● Reading text:
:::::

FOLLY TO BLAME THE WORKING PEOPLE

GUY Stenhouse seems not to have grasped the severity of the cost-of-living crisis, the acute impact on essential public services, and the legacy of economic mismanagement that has brought us to the present point. (“And another thing…where is the cash for public sector pay coming from?” , September 7).

The austerity visited on the country under the Conservatives after the financial crisis produced the deepest recession and slowest recovery amongst all western economies. It also halved the long-run rate of economic growth.

That whole approach has now been repudiated by the incoming Truss government, despite consistently defending it for years. What it has not repudiated is Brexit, despite the government’s own watchdog estimating that it will cause twice the economic damage of a global pandemic.

Since 2010 public sector pay has been suppressed and public sector employment has fallen substantially.

Real incomes have declined for a large majority of working people, which has forced many into claiming state benefits, and poverty. Yet Mr Stenhouse wants to see, in effect, more poverty even amongst working families.

The inconvenient truth is that Conservative ideological economic policy bears substantial responsibility for so many having so little financial resilience that current and projected rates of inflation will impoverish them to the point of bankruptcy.

No wonder there is resistance.

Mr Stenhouse’s argument pitches public sector workers against private sector workers, which has a distinct odour of divide-and-rule when both sets of workers are facing impossible costs.

It is always better to address causes rather than symptoms, but Mr Stenhouse prefers to blame working people and expects them to pay, again, for circumstances not of their making.

There are better answers, but they have been set out by politicians Mr Stenhouse finds uncongenial.

Alasdair Rankin, Edinburgh.

IS SCOTLAND NOW NORTH KOREA-LITE?

HOW dare Nicola Sturgeon intervene on what is an open, market-driven process and pass legislation to dictate what private home owners can or cannot charge tenants for rent?

Add this initiative to the already lengthy list of wholly unacceptable, intrusive measures this left-wing SNP administration have imposed on the people of Scotland over the years, essentially controlling what private individuals can or cannot do with their lives and or their hard-worked-for assets.Under this abhorrent woman and her wholly incompetent administration, life in Scotland gets more like life in North Korea every day.

Paul McPhail, Newlands, Glasgow.

:::::

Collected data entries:
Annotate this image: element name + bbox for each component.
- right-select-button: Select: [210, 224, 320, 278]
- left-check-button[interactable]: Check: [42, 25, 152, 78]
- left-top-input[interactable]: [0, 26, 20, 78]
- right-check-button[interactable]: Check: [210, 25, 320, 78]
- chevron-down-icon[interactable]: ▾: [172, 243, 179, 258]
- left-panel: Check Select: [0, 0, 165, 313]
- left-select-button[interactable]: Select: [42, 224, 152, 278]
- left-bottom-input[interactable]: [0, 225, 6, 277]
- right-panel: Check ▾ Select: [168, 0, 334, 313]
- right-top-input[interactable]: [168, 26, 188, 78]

:::::

● Using the information:
1. In the letters to the editor, what does the government's own watchdog estimate Brexit will cause?
2. Copy word for word the stretch of the letters to the editor from "Since 2010 public" through "facing impossible costs.".
3. Resume the letters to the editor from the point where they stop.
The data have no connection to the letters to the editor.

● Numbered answers:
1. Twice the economic damage of a global pandemic.

2.
Since 2010 public sector pay has been suppressed and public sector employment has fallen substantially.

Real incomes have declined for a large majority of working people, which has forced many into claiming state benefits, and poverty. Yet Mr Stenhouse wants to see, in effect, more poverty even amongst working families.

The inconvenient truth is that Conservative ideological economic policy bears substantial responsibility for so many having so little financial resilience that current and projected rates of inflation will impoverish them to the point of bankruptcy.

No wonder there is resistance.

Mr Stenhouse’s argument pitches public sector workers against private sector workers, which has a distinct odour of divide-and-rule when both sets of workers are facing impossible costs.

3.
WHEN OLD FUR COATS COME IN HANDY

ALMOST 50 years ago we had a fuel crisis with supply problems affecting Middle Eastern oil and British coal.

The coping regime was to switch the electricity off in different districts of different cities for three hours at a time – three hours on and then three hours off. In winter.

On a Saturday, a couple of friends would come to our flat for an early supper (6pm-9pm), and then at 8.55pm we would all leave our home for theirs, on the other side of town, for the 9pm-to-midnight shift.

Unfortunately, on Wednesdays I had to give a lecture on the 11th floor of the David Hume Tower during the 9-12 ‘off’ period, but at least I was young and fit in those days.

I recall an acquaintance had previously boasted that he always sat at home in shirtsleeves because the central heating kept him warm.

President Nixon had advice for Americans who were used to this regime. They could, of course, always don a sweater, he said. That really hadn’t occurred to them.

Bearing his advice in mind, I have kept my mother’s old and anathematised fur coat with a view to wrapping it around my feet if the worst comes to the worst this time.

Jill Stephenson, Edinburgh.

TAXING OF ENERGY PROFITS

I AM no economist but I’m intrigued by the debate whether to fund help for the soaring energy costs by borrowing or increased taxation (“Truss rules out windfall tax to fund £100bn freeze”, September 8).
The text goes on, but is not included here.